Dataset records

╔══

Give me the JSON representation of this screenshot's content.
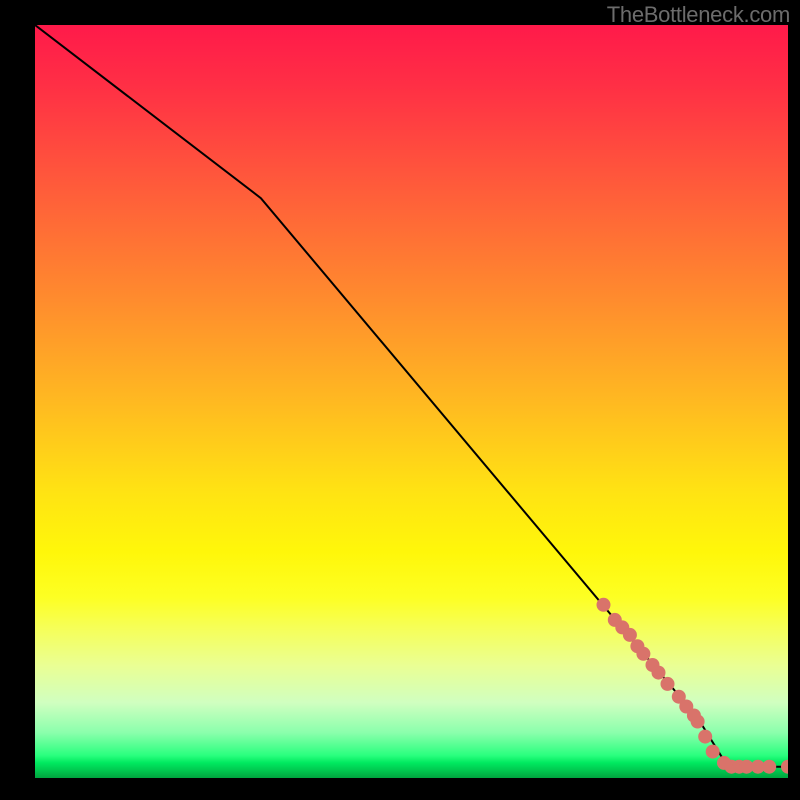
{
  "watermark": "TheBottleneck.com",
  "chart_data": {
    "type": "line",
    "title": "",
    "xlabel": "",
    "ylabel": "",
    "xlim": [
      0,
      100
    ],
    "ylim": [
      0,
      100
    ],
    "line": {
      "x": [
        0,
        30,
        88,
        92,
        100
      ],
      "y": [
        100,
        77,
        8,
        1.5,
        1.5
      ]
    },
    "points": [
      {
        "x": 75.5,
        "y": 23
      },
      {
        "x": 77.0,
        "y": 21
      },
      {
        "x": 78.0,
        "y": 20
      },
      {
        "x": 79.0,
        "y": 19
      },
      {
        "x": 80.0,
        "y": 17.5
      },
      {
        "x": 80.8,
        "y": 16.5
      },
      {
        "x": 82.0,
        "y": 15
      },
      {
        "x": 82.8,
        "y": 14
      },
      {
        "x": 84.0,
        "y": 12.5
      },
      {
        "x": 85.5,
        "y": 10.8
      },
      {
        "x": 86.5,
        "y": 9.5
      },
      {
        "x": 87.5,
        "y": 8.3
      },
      {
        "x": 88.0,
        "y": 7.5
      },
      {
        "x": 89.0,
        "y": 5.5
      },
      {
        "x": 90.0,
        "y": 3.5
      },
      {
        "x": 91.5,
        "y": 2.0
      },
      {
        "x": 92.5,
        "y": 1.5
      },
      {
        "x": 93.5,
        "y": 1.5
      },
      {
        "x": 94.5,
        "y": 1.5
      },
      {
        "x": 96.0,
        "y": 1.5
      },
      {
        "x": 97.5,
        "y": 1.5
      },
      {
        "x": 100.0,
        "y": 1.5
      }
    ],
    "colors": {
      "line": "#000000",
      "point_fill": "#d9736a",
      "point_stroke": "#b85a52"
    },
    "point_radius": 7,
    "grid": false,
    "legend": false
  }
}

╚══

▸ Required work: Leave out the pictures and transcribe the entries above exactly.

▸ Exercise output:
Give me the JSON representation of this screenshot's content.
{
  "watermark": "TheBottleneck.com",
  "chart_data": {
    "type": "line",
    "title": "",
    "xlabel": "",
    "ylabel": "",
    "xlim": [
      0,
      100
    ],
    "ylim": [
      0,
      100
    ],
    "line": {
      "x": [
        0,
        30,
        88,
        92,
        100
      ],
      "y": [
        100,
        77,
        8,
        1.5,
        1.5
      ]
    },
    "points": [
      {
        "x": 75.5,
        "y": 23
      },
      {
        "x": 77.0,
        "y": 21
      },
      {
        "x": 78.0,
        "y": 20
      },
      {
        "x": 79.0,
        "y": 19
      },
      {
        "x": 80.0,
        "y": 17.5
      },
      {
        "x": 80.8,
        "y": 16.5
      },
      {
        "x": 82.0,
        "y": 15
      },
      {
        "x": 82.8,
        "y": 14
      },
      {
        "x": 84.0,
        "y": 12.5
      },
      {
        "x": 85.5,
        "y": 10.8
      },
      {
        "x": 86.5,
        "y": 9.5
      },
      {
        "x": 87.5,
        "y": 8.3
      },
      {
        "x": 88.0,
        "y": 7.5
      },
      {
        "x": 89.0,
        "y": 5.5
      },
      {
        "x": 90.0,
        "y": 3.5
      },
      {
        "x": 91.5,
        "y": 2.0
      },
      {
        "x": 92.5,
        "y": 1.5
      },
      {
        "x": 93.5,
        "y": 1.5
      },
      {
        "x": 94.5,
        "y": 1.5
      },
      {
        "x": 96.0,
        "y": 1.5
      },
      {
        "x": 97.5,
        "y": 1.5
      },
      {
        "x": 100.0,
        "y": 1.5
      }
    ],
    "colors": {
      "line": "#000000",
      "point_fill": "#d9736a",
      "point_stroke": "#b85a52"
    },
    "point_radius": 7,
    "grid": false,
    "legend": false
  }
}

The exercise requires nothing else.